## To be done
Single out the lines of the material that contain "StandardProducts" and copy them.

## Exercise input

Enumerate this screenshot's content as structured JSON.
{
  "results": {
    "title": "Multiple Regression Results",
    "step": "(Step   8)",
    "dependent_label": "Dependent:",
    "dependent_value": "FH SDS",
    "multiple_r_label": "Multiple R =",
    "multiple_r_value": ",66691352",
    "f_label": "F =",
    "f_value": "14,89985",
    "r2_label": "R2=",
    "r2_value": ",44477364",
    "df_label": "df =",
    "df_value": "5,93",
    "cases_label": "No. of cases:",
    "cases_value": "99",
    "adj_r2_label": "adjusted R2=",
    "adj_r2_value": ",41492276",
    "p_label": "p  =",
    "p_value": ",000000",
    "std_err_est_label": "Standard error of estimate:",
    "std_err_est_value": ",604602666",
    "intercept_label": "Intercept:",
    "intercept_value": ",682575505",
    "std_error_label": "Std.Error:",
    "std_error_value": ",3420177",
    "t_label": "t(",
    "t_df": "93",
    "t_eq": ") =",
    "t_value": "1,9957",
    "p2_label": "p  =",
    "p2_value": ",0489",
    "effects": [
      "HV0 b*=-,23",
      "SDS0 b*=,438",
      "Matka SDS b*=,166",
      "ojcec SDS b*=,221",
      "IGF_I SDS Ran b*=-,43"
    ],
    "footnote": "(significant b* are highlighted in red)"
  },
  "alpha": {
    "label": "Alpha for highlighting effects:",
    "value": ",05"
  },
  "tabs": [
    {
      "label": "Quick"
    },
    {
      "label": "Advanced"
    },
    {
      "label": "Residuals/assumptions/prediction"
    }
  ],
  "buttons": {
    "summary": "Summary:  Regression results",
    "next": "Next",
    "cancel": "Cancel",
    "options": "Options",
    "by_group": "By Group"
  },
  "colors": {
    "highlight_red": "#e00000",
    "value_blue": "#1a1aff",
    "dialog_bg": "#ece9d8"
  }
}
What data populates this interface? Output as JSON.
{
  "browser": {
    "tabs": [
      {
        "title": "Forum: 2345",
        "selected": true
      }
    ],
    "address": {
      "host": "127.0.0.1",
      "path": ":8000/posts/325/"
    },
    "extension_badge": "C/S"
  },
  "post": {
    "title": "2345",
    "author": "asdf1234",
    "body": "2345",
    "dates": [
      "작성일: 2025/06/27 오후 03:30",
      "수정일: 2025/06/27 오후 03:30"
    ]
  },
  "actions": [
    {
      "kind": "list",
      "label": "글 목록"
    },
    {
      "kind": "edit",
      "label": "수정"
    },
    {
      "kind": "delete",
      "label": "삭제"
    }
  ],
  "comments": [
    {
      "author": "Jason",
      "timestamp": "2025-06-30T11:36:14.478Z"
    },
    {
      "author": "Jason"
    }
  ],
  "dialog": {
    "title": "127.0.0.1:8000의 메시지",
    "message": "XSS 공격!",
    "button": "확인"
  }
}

...

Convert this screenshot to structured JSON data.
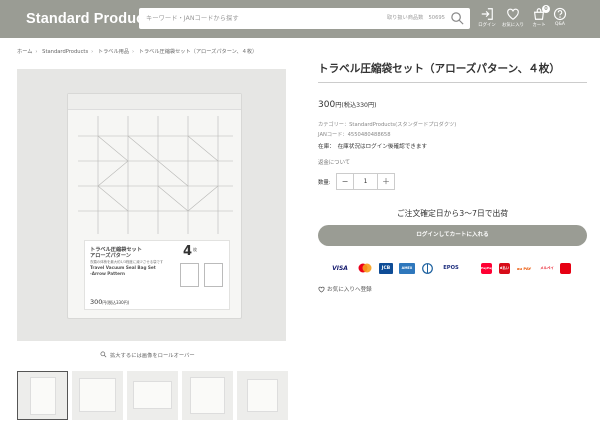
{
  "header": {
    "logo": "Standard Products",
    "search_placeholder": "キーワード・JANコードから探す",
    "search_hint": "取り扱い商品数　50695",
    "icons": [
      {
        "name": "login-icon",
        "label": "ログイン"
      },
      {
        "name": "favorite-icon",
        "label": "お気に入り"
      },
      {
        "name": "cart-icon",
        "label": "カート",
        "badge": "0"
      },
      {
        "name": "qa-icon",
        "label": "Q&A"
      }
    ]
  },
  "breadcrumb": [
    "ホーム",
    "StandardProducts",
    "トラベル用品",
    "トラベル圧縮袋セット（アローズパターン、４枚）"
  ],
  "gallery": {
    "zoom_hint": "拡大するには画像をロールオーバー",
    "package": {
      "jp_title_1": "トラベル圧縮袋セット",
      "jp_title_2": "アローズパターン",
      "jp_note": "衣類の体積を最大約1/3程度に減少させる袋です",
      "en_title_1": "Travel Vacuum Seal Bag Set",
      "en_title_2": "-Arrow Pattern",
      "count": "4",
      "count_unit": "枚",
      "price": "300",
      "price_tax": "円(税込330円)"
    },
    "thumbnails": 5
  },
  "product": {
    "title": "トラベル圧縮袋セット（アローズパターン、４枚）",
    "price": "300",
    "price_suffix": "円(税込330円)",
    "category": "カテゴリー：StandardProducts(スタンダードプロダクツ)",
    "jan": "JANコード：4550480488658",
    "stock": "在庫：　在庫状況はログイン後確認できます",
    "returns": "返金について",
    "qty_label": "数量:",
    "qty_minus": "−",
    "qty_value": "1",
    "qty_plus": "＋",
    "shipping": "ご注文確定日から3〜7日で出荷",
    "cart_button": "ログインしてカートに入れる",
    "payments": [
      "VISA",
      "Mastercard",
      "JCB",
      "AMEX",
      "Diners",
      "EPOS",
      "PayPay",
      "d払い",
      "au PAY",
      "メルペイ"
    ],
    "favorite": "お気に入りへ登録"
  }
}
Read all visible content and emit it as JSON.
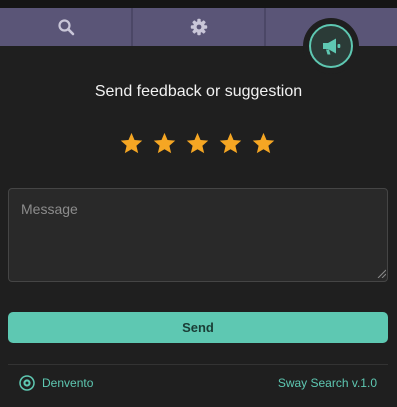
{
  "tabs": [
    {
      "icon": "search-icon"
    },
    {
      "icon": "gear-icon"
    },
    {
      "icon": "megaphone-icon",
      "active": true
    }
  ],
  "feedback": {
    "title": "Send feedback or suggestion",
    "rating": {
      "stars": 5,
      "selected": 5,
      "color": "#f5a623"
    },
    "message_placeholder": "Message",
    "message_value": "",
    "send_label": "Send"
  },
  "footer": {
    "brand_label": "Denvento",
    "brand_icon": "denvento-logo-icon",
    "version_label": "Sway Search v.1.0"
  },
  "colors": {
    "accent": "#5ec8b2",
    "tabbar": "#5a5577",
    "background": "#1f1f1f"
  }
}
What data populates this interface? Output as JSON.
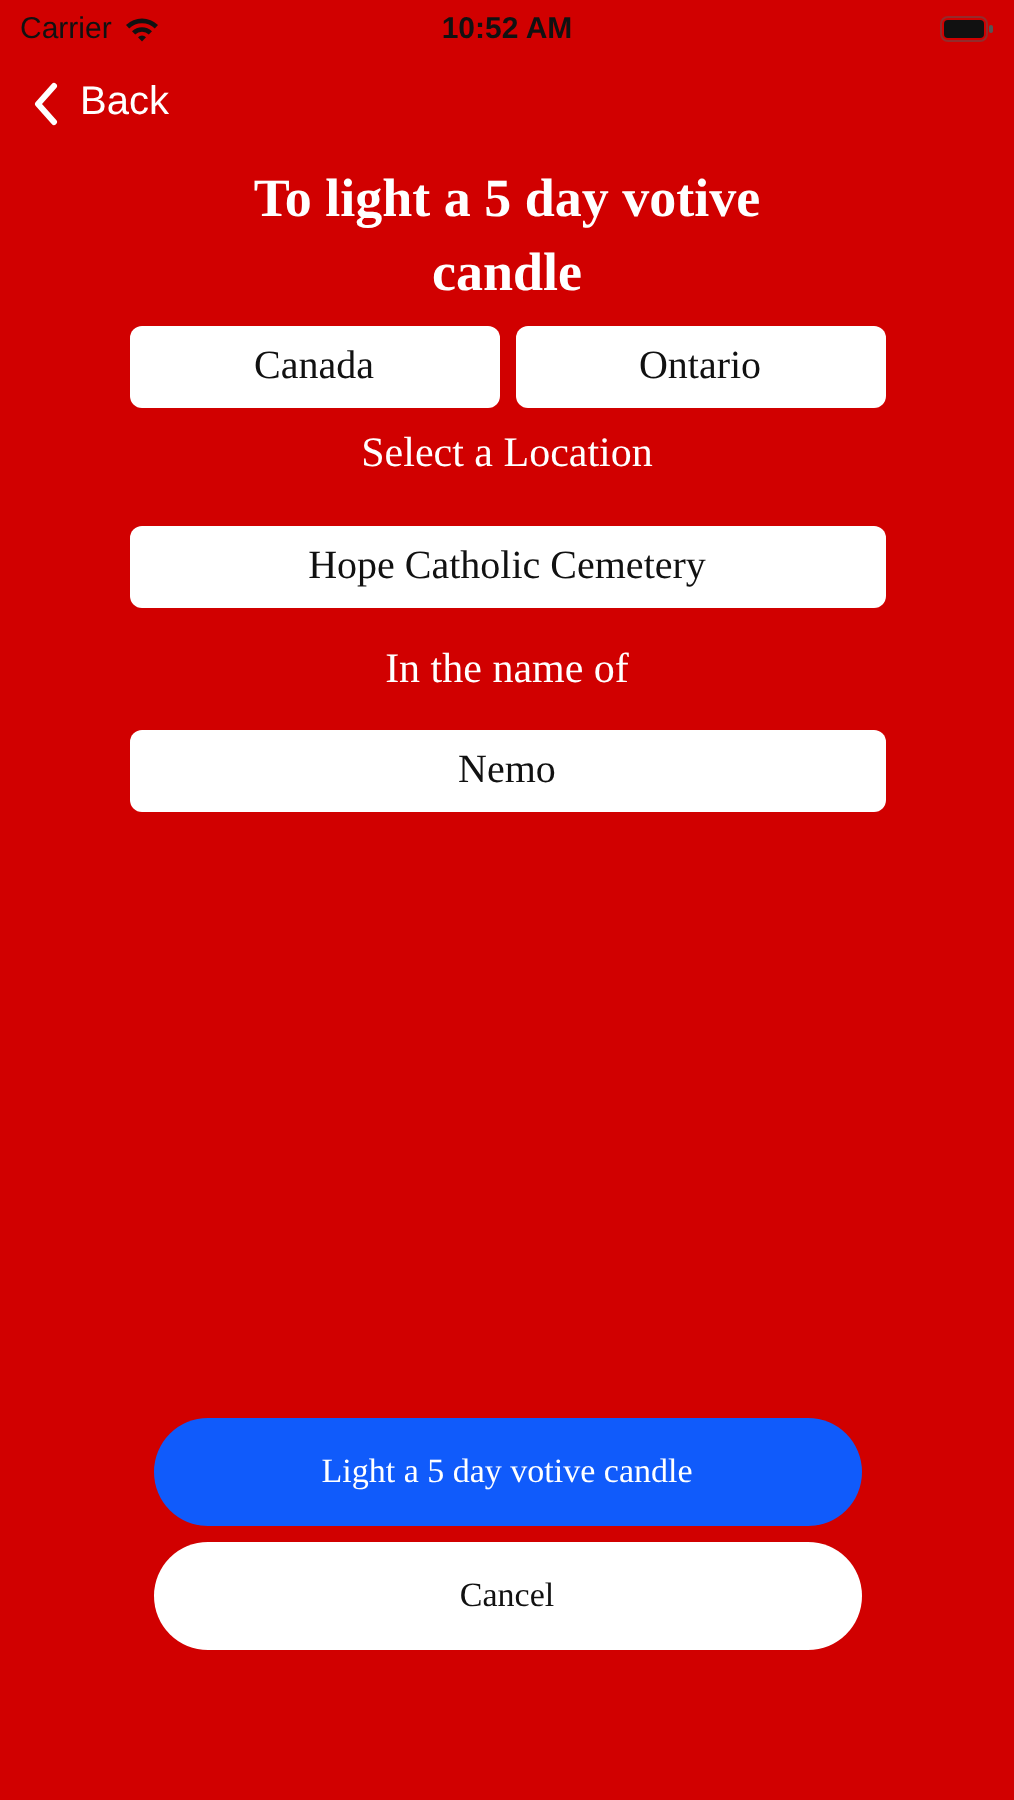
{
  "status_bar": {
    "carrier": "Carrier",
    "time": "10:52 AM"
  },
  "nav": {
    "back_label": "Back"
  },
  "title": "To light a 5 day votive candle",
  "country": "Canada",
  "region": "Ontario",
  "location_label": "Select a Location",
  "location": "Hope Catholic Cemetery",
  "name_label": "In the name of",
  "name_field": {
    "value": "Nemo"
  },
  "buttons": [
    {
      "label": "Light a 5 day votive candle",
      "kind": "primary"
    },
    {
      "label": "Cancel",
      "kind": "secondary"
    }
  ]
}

## Output for this exercise
    "StandardProducts",
    "category": "カテゴリー：StandardProducts(スタンダードプロダクツ)",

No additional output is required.